Where a line of the listing below includes the word "inseam", reproduce that line.

---- DATASET ROWS

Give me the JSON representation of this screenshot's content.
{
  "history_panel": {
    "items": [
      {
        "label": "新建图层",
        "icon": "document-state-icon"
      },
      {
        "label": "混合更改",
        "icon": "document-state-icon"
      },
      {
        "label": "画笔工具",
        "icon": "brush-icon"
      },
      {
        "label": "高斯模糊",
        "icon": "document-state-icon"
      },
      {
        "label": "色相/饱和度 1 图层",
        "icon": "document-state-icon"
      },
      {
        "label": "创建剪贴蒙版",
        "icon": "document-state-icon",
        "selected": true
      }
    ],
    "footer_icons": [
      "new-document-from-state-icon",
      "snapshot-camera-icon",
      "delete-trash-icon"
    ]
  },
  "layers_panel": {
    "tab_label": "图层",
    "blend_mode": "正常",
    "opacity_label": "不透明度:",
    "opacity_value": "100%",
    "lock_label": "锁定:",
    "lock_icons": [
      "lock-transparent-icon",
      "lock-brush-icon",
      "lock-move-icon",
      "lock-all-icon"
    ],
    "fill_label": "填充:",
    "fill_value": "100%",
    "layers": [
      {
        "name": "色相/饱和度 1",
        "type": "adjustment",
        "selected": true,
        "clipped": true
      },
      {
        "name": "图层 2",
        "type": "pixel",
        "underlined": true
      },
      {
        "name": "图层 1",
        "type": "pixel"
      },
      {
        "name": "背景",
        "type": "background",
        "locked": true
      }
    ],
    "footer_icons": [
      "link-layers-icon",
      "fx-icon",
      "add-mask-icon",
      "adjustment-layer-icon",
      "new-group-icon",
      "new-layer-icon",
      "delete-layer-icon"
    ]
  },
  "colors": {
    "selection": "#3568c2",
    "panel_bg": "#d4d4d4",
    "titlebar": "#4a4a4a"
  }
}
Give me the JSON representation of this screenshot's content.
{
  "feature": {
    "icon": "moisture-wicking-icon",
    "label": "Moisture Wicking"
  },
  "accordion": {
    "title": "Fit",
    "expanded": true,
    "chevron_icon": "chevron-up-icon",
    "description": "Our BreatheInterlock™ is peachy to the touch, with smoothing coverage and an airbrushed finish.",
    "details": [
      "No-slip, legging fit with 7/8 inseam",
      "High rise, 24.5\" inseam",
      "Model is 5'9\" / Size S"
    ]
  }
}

--------

• **FULL SOLUTION**
      "No-slip, legging fit with 7/8 inseam",
      "High rise, 24.5\" inseam",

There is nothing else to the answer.